(PROMPT): Write out the records below word for word, please.

(Collected data entries):
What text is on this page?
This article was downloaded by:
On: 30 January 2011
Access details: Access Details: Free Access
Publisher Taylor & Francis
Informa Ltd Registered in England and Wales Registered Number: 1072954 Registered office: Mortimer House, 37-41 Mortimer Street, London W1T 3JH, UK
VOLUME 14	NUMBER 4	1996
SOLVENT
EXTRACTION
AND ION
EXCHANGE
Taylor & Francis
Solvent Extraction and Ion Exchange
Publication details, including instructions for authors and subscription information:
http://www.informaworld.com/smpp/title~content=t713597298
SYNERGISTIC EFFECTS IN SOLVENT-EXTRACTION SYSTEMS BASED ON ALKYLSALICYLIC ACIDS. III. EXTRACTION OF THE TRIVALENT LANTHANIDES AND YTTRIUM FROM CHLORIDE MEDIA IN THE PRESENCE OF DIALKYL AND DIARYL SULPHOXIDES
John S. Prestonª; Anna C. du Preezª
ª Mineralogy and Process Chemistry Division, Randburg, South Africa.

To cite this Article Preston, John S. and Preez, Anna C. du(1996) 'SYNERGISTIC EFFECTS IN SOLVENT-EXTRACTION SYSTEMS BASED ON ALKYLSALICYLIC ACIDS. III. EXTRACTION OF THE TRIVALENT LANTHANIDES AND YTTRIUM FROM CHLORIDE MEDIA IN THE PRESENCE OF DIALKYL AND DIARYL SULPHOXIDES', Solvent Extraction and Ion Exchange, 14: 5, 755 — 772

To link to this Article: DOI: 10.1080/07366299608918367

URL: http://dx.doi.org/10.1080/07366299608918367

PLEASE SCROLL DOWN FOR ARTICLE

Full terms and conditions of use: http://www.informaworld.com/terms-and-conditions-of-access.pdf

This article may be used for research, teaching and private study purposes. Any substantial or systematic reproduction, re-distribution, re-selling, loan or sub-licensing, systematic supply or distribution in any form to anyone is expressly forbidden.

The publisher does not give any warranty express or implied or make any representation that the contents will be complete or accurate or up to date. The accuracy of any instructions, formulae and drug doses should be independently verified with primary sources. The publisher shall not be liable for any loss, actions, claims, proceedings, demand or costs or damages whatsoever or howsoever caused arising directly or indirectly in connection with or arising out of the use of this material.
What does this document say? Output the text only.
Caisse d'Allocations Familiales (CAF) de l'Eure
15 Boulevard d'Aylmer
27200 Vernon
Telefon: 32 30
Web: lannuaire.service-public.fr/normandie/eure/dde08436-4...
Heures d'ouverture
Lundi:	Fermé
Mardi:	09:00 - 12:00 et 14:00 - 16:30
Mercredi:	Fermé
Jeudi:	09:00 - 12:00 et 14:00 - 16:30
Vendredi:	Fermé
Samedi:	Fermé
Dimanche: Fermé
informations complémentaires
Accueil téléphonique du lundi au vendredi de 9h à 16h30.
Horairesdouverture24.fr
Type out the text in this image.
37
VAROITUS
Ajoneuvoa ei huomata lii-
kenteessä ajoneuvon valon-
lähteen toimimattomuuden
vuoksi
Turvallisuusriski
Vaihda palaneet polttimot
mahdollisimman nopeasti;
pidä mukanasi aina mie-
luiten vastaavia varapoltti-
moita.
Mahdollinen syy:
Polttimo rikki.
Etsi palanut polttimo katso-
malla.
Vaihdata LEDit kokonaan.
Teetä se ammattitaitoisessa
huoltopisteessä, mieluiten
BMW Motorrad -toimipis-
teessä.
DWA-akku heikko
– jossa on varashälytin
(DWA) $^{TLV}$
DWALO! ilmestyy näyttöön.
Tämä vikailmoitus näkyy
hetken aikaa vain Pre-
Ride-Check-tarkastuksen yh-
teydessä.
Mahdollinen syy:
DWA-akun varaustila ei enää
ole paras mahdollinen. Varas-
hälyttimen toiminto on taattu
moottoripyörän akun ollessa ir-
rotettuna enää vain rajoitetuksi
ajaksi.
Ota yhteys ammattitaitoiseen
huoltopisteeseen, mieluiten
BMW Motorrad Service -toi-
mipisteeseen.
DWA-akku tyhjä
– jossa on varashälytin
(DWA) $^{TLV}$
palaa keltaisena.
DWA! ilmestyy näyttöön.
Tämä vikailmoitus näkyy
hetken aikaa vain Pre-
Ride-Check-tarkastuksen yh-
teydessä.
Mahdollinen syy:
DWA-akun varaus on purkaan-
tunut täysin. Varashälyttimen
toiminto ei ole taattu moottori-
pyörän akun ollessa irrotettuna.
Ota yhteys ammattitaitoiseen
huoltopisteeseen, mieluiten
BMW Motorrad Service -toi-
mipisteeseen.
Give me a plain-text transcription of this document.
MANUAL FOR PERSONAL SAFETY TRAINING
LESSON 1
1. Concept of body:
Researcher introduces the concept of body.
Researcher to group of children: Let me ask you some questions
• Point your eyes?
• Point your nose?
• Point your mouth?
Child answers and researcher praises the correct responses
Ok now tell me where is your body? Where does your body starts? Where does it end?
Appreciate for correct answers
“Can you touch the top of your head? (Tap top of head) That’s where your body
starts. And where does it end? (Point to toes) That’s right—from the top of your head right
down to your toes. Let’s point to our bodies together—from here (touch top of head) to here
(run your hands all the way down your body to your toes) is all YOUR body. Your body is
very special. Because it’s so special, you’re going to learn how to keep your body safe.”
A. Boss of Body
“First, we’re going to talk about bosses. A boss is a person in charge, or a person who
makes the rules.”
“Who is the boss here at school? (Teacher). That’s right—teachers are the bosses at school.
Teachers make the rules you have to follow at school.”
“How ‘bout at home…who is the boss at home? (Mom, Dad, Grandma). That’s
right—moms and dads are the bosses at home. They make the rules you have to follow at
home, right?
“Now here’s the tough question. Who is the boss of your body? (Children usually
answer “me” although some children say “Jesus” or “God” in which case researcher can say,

(RESPONSE):
What text is on this page?
This article was downloaded by:
On: 30 January 2011
Access details: Access Details: Free Access
Publisher Taylor & Francis
Informa Ltd Registered in England and Wales Registered Number: 1072954 Registered office: Mortimer House, 37-41 Mortimer Street, London W1T 3JH, UK
VOLUME 14	NUMBER 4	1996
SOLVENT
EXTRACTION
AND ION
EXCHANGE
Taylor & Francis
Solvent Extraction and Ion Exchange
Publication details, including instructions for authors and subscription information:
http://www.informaworld.com/smpp/title~content=t713597298
SYNERGISTIC EFFECTS IN SOLVENT-EXTRACTION SYSTEMS BASED ON ALKYLSALICYLIC ACIDS. III. EXTRACTION OF THE TRIVALENT LANTHANIDES AND YTTRIUM FROM CHLORIDE MEDIA IN THE PRESENCE OF DIALKYL AND DIARYL SULPHOXIDES
John S. Prestonª; Anna C. du Preezª
ª Mineralogy and Process Chemistry Division, Randburg, South Africa.

To cite this Article Preston, John S. and Preez, Anna C. du(1996) 'SYNERGISTIC EFFECTS IN SOLVENT-EXTRACTION SYSTEMS BASED ON ALKYLSALICYLIC ACIDS. III. EXTRACTION OF THE TRIVALENT LANTHANIDES AND YTTRIUM FROM CHLORIDE MEDIA IN THE PRESENCE OF DIALKYL AND DIARYL SULPHOXIDES', Solvent Extraction and Ion Exchange, 14: 5, 755 — 772

To link to this Article: DOI: 10.1080/07366299608918367

URL: http://dx.doi.org/10.1080/07366299608918367

PLEASE SCROLL DOWN FOR ARTICLE

Full terms and conditions of use: http://www.informaworld.com/terms-and-conditions-of-access.pdf

This article may be used for research, teaching and private study purposes. Any substantial or systematic reproduction, re-distribution, re-selling, loan or sub-licensing, systematic supply or distribution in any form to anyone is expressly forbidden.

The publisher does not give any warranty express or implied or make any representation that the contents will be complete or accurate or up to date. The accuracy of any instructions, formulae and drug doses should be independently verified with primary sources. The publisher shall not be liable for any loss, actions, claims, proceedings, demand or costs or damages whatsoever or howsoever caused arising directly or indirectly in connection with or arising out of the use of this material.
What does this document say? Output the text only.
Caisse d'Allocations Familiales (CAF) de l'Eure
15 Boulevard d'Aylmer
27200 Vernon
Telefon: 32 30
Web: lannuaire.service-public.fr/normandie/eure/dde08436-4...
Heures d'ouverture
Lundi:	Fermé
Mardi:	09:00 - 12:00 et 14:00 - 16:30
Mercredi:	Fermé
Jeudi:	09:00 - 12:00 et 14:00 - 16:30
Vendredi:	Fermé
Samedi:	Fermé
Dimanche: Fermé
informations complémentaires
Accueil téléphonique du lundi au vendredi de 9h à 16h30.
Horairesdouverture24.fr
Type out the text in this image.
37
VAROITUS
Ajoneuvoa ei huomata lii-
kenteessä ajoneuvon valon-
lähteen toimimattomuuden
vuoksi
Turvallisuusriski
Vaihda palaneet polttimot
mahdollisimman nopeasti;
pidä mukanasi aina mie-
luiten vastaavia varapoltti-
moita.
Mahdollinen syy:
Polttimo rikki.
Etsi palanut polttimo katso-
malla.
Vaihdata LEDit kokonaan.
Teetä se ammattitaitoisessa
huoltopisteessä, mieluiten
BMW Motorrad -toimipis-
teessä.
DWA-akku heikko
– jossa on varashälytin
(DWA) $^{TLV}$
DWALO! ilmestyy näyttöön.
Tämä vikailmoitus näkyy
hetken aikaa vain Pre-
Ride-Check-tarkastuksen yh-
teydessä.
Mahdollinen syy:
DWA-akun varaustila ei enää
ole paras mahdollinen. Varas-
hälyttimen toiminto on taattu
moottoripyörän akun ollessa ir-
rotettuna enää vain rajoitetuksi
ajaksi.
Ota yhteys ammattitaitoiseen
huoltopisteeseen, mieluiten
BMW Motorrad Service -toi-
mipisteeseen.
DWA-akku tyhjä
– jossa on varashälytin
(DWA) $^{TLV}$
palaa keltaisena.
DWA! ilmestyy näyttöön.
Tämä vikailmoitus näkyy
hetken aikaa vain Pre-
Ride-Check-tarkastuksen yh-
teydessä.
Mahdollinen syy:
DWA-akun varaus on purkaan-
tunut täysin. Varashälyttimen
toiminto ei ole taattu moottori-
pyörän akun ollessa irrotettuna.
Ota yhteys ammattitaitoiseen
huoltopisteeseen, mieluiten
BMW Motorrad Service -toi-
mipisteeseen.
Give me a plain-text transcription of this document.
MANUAL FOR PERSONAL SAFETY TRAINING
LESSON 1
1. Concept of body:
Researcher introduces the concept of body.
Researcher to group of children: Let me ask you some questions
• Point your eyes?
• Point your nose?
• Point your mouth?
Child answers and researcher praises the correct responses
Ok now tell me where is your body? Where does your body starts? Where does it end?
Appreciate for correct answers
“Can you touch the top of your head? (Tap top of head) That’s where your body
starts. And where does it end? (Point to toes) That’s right—from the top of your head right
down to your toes. Let’s point to our bodies together—from here (touch top of head) to here
(run your hands all the way down your body to your toes) is all YOUR body. Your body is
very special. Because it’s so special, you’re going to learn how to keep your body safe.”
A. Boss of Body
“First, we’re going to talk about bosses. A boss is a person in charge, or a person who
makes the rules.”
“Who is the boss here at school? (Teacher). That’s right—teachers are the bosses at school.
Teachers make the rules you have to follow at school.”
“How ‘bout at home…who is the boss at home? (Mom, Dad, Grandma). That’s
right—moms and dads are the bosses at home. They make the rules you have to follow at
home, right?
“Now here’s the tough question. Who is the boss of your body? (Children usually
answer “me” although some children say “Jesus” or “God” in which case researcher can say,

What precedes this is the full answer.